Extract every line of the material below and reproduce it faithfully.

(Figure content listings)
***

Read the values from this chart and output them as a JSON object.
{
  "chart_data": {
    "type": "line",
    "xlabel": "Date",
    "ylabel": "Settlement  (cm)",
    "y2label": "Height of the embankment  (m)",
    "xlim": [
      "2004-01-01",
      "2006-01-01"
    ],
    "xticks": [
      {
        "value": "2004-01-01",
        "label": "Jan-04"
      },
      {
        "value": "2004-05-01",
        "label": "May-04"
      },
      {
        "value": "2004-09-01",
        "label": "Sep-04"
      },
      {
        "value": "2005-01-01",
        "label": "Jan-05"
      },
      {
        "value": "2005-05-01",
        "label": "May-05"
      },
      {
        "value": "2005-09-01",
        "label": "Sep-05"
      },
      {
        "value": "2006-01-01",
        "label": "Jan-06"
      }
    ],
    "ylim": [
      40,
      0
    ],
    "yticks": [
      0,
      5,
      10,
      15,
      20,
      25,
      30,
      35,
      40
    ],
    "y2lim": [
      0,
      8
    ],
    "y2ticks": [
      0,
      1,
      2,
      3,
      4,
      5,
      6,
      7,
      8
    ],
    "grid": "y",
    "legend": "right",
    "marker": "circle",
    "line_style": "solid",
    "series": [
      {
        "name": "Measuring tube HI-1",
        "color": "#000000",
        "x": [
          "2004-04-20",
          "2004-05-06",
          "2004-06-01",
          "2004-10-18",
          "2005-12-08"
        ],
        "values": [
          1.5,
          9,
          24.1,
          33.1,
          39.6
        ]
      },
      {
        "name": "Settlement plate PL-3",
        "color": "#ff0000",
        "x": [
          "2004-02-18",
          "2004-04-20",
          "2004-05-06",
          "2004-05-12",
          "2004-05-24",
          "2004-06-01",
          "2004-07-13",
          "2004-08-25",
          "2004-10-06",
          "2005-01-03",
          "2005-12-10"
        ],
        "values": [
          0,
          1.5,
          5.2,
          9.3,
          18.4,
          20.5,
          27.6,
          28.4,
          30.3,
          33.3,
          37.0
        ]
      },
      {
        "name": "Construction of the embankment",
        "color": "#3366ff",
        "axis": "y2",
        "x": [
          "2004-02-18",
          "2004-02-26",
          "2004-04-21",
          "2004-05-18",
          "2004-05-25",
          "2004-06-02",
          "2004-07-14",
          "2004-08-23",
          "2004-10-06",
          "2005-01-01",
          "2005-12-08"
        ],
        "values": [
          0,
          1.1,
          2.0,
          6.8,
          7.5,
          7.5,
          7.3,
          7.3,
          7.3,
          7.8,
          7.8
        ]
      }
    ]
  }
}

***

Response below>
Read the values from this chart and output them as a JSON object.
{
  "chart_data": {
    "type": "line",
    "xlabel": "Date",
    "ylabel": "Settlement  (cm)",
    "y2label": "Height of the embankment  (m)",
    "xlim": [
      "2004-01-01",
      "2006-01-01"
    ],
    "xticks": [
      {
        "value": "2004-01-01",
        "label": "Jan-04"
      },
      {
        "value": "2004-05-01",
        "label": "May-04"
      },
      {
        "value": "2004-09-01",
        "label": "Sep-04"
      },
      {
        "value": "2005-01-01",
        "label": "Jan-05"
      },
      {
        "value": "2005-05-01",
        "label": "May-05"
      },
      {
        "value": "2005-09-01",
        "label": "Sep-05"
      },
      {
        "value": "2006-01-01",
        "label": "Jan-06"
      }
    ],
    "ylim": [
      40,
      0
    ],
    "yticks": [
      0,
      5,
      10,
      15,
      20,
      25,
      30,
      35,
      40
    ],
    "y2lim": [
      0,
      8
    ],
    "y2ticks": [
      0,
      1,
      2,
      3,
      4,
      5,
      6,
      7,
      8
    ],
    "grid": "y",
    "legend": "right",
    "marker": "circle",
    "line_style": "solid",
    "series": [
      {
        "name": "Measuring tube HI-1",
        "color": "#000000",
        "x": [
          "2004-04-20",
          "2004-05-06",
          "2004-06-01",
          "2004-10-18",
          "2005-12-08"
        ],
        "values": [
          1.5,
          9,
          24.1,
          33.1,
          39.6
        ]
      },
      {
        "name": "Settlement plate PL-3",
        "color": "#ff0000",
        "x": [
          "2004-02-18",
          "2004-04-20",
          "2004-05-06",
          "2004-05-12",
          "2004-05-24",
          "2004-06-01",
          "2004-07-13",
          "2004-08-25",
          "2004-10-06",
          "2005-01-03",
          "2005-12-10"
        ],
        "values": [
          0,
          1.5,
          5.2,
          9.3,
          18.4,
          20.5,
          27.6,
          28.4,
          30.3,
          33.3,
          37.0
        ]
      },
      {
        "name": "Construction of the embankment",
        "color": "#3366ff",
        "axis": "y2",
        "x": [
          "2004-02-18",
          "2004-02-26",
          "2004-04-21",
          "2004-05-18",
          "2004-05-25",
          "2004-06-02",
          "2004-07-14",
          "2004-08-23",
          "2004-10-06",
          "2005-01-01",
          "2005-12-08"
        ],
        "values": [
          0,
          1.1,
          2.0,
          6.8,
          7.5,
          7.5,
          7.3,
          7.3,
          7.3,
          7.8,
          7.8
        ]
      }
    ]
  }
}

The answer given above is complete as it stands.